Listing:
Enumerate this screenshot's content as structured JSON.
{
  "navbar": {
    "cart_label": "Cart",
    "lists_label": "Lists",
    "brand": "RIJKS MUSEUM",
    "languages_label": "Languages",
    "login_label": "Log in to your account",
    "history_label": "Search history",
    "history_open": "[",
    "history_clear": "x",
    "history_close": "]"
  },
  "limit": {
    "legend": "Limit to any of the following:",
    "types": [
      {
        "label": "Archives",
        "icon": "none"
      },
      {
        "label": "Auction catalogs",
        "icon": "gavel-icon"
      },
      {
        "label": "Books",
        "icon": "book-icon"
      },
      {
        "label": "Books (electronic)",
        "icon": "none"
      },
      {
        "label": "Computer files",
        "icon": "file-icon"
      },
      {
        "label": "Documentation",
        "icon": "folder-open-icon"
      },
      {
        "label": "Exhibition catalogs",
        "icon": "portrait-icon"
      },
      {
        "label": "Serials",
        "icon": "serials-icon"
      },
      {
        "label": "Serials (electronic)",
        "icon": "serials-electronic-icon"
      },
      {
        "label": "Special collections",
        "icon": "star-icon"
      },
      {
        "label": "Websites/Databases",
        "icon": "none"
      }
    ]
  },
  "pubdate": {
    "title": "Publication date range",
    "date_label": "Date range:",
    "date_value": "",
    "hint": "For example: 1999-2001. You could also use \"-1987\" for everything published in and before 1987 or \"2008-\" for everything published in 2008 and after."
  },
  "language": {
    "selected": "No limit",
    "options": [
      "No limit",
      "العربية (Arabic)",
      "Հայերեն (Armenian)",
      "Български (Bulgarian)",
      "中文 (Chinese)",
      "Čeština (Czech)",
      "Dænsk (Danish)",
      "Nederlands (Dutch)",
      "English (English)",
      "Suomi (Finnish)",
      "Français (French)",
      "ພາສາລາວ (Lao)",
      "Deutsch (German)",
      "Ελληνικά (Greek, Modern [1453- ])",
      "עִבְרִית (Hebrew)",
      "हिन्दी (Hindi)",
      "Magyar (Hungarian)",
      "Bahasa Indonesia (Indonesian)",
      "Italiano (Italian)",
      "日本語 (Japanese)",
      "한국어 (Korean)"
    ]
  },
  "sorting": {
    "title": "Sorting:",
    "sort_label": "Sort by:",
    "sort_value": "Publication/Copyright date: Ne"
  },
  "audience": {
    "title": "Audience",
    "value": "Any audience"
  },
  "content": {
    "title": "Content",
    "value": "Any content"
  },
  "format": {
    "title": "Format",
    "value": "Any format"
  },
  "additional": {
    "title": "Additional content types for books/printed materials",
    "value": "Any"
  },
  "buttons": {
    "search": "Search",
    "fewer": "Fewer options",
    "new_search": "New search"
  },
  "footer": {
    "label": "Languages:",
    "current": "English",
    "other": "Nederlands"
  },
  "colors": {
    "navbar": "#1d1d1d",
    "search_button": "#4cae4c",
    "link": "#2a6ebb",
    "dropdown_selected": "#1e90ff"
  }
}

Short exercise: Reproduce the records above exactly as they appear.

Written solution:
Enumerate this screenshot's content as structured JSON.
{
  "navbar": {
    "cart_label": "Cart",
    "lists_label": "Lists",
    "brand": "RIJKS MUSEUM",
    "languages_label": "Languages",
    "login_label": "Log in to your account",
    "history_label": "Search history",
    "history_open": "[",
    "history_clear": "x",
    "history_close": "]"
  },
  "limit": {
    "legend": "Limit to any of the following:",
    "types": [
      {
        "label": "Archives",
        "icon": "none"
      },
      {
        "label": "Auction catalogs",
        "icon": "gavel-icon"
      },
      {
        "label": "Books",
        "icon": "book-icon"
      },
      {
        "label": "Books (electronic)",
        "icon": "none"
      },
      {
        "label": "Computer files",
        "icon": "file-icon"
      },
      {
        "label": "Documentation",
        "icon": "folder-open-icon"
      },
      {
        "label": "Exhibition catalogs",
        "icon": "portrait-icon"
      },
      {
        "label": "Serials",
        "icon": "serials-icon"
      },
      {
        "label": "Serials (electronic)",
        "icon": "serials-electronic-icon"
      },
      {
        "label": "Special collections",
        "icon": "star-icon"
      },
      {
        "label": "Websites/Databases",
        "icon": "none"
      }
    ]
  },
  "pubdate": {
    "title": "Publication date range",
    "date_label": "Date range:",
    "date_value": "",
    "hint": "For example: 1999-2001. You could also use \"-1987\" for everything published in and before 1987 or \"2008-\" for everything published in 2008 and after."
  },
  "language": {
    "selected": "No limit",
    "options": [
      "No limit",
      "العربية (Arabic)",
      "Հայերեն (Armenian)",
      "Български (Bulgarian)",
      "中文 (Chinese)",
      "Čeština (Czech)",
      "Dænsk (Danish)",
      "Nederlands (Dutch)",
      "English (English)",
      "Suomi (Finnish)",
      "Français (French)",
      "ພາສາລາວ (Lao)",
      "Deutsch (German)",
      "Ελληνικά (Greek, Modern [1453- ])",
      "עִבְרִית (Hebrew)",
      "हिन्दी (Hindi)",
      "Magyar (Hungarian)",
      "Bahasa Indonesia (Indonesian)",
      "Italiano (Italian)",
      "日本語 (Japanese)",
      "한국어 (Korean)"
    ]
  },
  "sorting": {
    "title": "Sorting:",
    "sort_label": "Sort by:",
    "sort_value": "Publication/Copyright date: Ne"
  },
  "audience": {
    "title": "Audience",
    "value": "Any audience"
  },
  "content": {
    "title": "Content",
    "value": "Any content"
  },
  "format": {
    "title": "Format",
    "value": "Any format"
  },
  "additional": {
    "title": "Additional content types for books/printed materials",
    "value": "Any"
  },
  "buttons": {
    "search": "Search",
    "fewer": "Fewer options",
    "new_search": "New search"
  },
  "footer": {
    "label": "Languages:",
    "current": "English",
    "other": "Nederlands"
  },
  "colors": {
    "navbar": "#1d1d1d",
    "search_button": "#4cae4c",
    "link": "#2a6ebb",
    "dropdown_selected": "#1e90ff"
  }
}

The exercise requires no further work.